**OBJECTIVE:** Your answer should be one number: how many lines of the records hold the string "title".

**SUPPLIED DATA:**
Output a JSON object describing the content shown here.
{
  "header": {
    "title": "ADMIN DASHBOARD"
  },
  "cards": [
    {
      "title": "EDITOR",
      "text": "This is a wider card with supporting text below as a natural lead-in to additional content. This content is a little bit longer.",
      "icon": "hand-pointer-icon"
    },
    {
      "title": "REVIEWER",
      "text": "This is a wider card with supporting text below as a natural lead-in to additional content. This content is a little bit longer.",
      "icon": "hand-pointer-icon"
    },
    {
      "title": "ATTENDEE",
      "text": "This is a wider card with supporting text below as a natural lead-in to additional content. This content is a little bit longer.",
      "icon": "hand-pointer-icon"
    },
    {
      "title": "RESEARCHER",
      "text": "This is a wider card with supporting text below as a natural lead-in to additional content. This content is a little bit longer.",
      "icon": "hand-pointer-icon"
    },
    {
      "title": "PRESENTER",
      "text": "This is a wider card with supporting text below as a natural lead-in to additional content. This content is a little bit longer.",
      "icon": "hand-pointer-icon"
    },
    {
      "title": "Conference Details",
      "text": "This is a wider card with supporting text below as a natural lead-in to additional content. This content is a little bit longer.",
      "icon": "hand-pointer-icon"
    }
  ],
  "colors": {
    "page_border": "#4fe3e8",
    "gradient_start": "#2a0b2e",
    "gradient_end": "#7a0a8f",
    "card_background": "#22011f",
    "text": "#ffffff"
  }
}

**WRITTEN REPLY:** 7